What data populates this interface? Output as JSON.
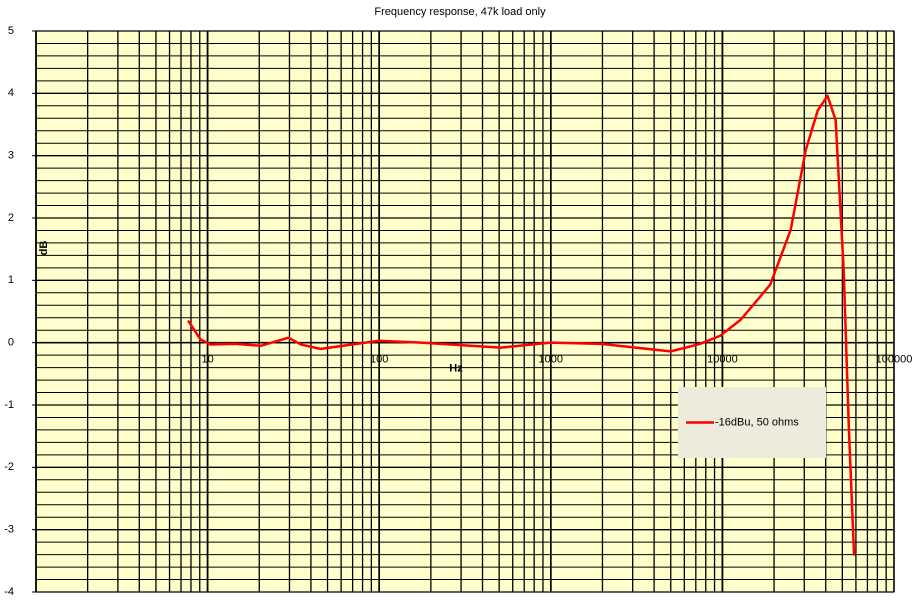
{
  "chart_data": {
    "type": "line",
    "title": "Frequency response, 47k load only",
    "x_label": "Hz",
    "y_label": "dB",
    "x": [
      7.75,
      9.1,
      10.4,
      14.5,
      20.4,
      29.6,
      35,
      45.5,
      100,
      175,
      510,
      1000,
      1960,
      5000,
      7400,
      9700,
      12800,
      19000,
      25000,
      30600,
      36000,
      41000,
      45700,
      50900,
      54600,
      58500
    ],
    "series": [
      {
        "name": "-16dBu, 50 ohms",
        "color": "#ff0000",
        "values": [
          0.34,
          0.05,
          -0.03,
          -0.02,
          -0.05,
          0.08,
          -0.03,
          -0.1,
          0.03,
          0,
          -0.08,
          0,
          -0.02,
          -0.14,
          -0.02,
          0.11,
          0.37,
          0.93,
          1.81,
          3.09,
          3.73,
          3.96,
          3.57,
          1.17,
          -1.39,
          -3.4
        ]
      }
    ],
    "xlim": [
      1,
      100000
    ],
    "xticks": [
      10,
      100,
      1000,
      10000,
      100000
    ],
    "x_log": true,
    "ylim": [
      -4,
      5
    ],
    "yticks": [
      -4,
      -3,
      -2,
      -1,
      0,
      1,
      2,
      3,
      4,
      5
    ],
    "grid": true,
    "legend": "lower right"
  }
}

### Aim of the exercise
Transcribe every line from the records above without alteration, and leave out the images.

### Correct response
What data populates this interface? Output as JSON.
{
  "chart_data": {
    "type": "line",
    "title": "Frequency response, 47k load only",
    "x_label": "Hz",
    "y_label": "dB",
    "x": [
      7.75,
      9.1,
      10.4,
      14.5,
      20.4,
      29.6,
      35,
      45.5,
      100,
      175,
      510,
      1000,
      1960,
      5000,
      7400,
      9700,
      12800,
      19000,
      25000,
      30600,
      36000,
      41000,
      45700,
      50900,
      54600,
      58500
    ],
    "series": [
      {
        "name": "-16dBu, 50 ohms",
        "color": "#ff0000",
        "values": [
          0.34,
          0.05,
          -0.03,
          -0.02,
          -0.05,
          0.08,
          -0.03,
          -0.1,
          0.03,
          0,
          -0.08,
          0,
          -0.02,
          -0.14,
          -0.02,
          0.11,
          0.37,
          0.93,
          1.81,
          3.09,
          3.73,
          3.96,
          3.57,
          1.17,
          -1.39,
          -3.4
        ]
      }
    ],
    "xlim": [
      1,
      100000
    ],
    "xticks": [
      10,
      100,
      1000,
      10000,
      100000
    ],
    "x_log": true,
    "ylim": [
      -4,
      5
    ],
    "yticks": [
      -4,
      -3,
      -2,
      -1,
      0,
      1,
      2,
      3,
      4,
      5
    ],
    "grid": true,
    "legend": "lower right"
  }
}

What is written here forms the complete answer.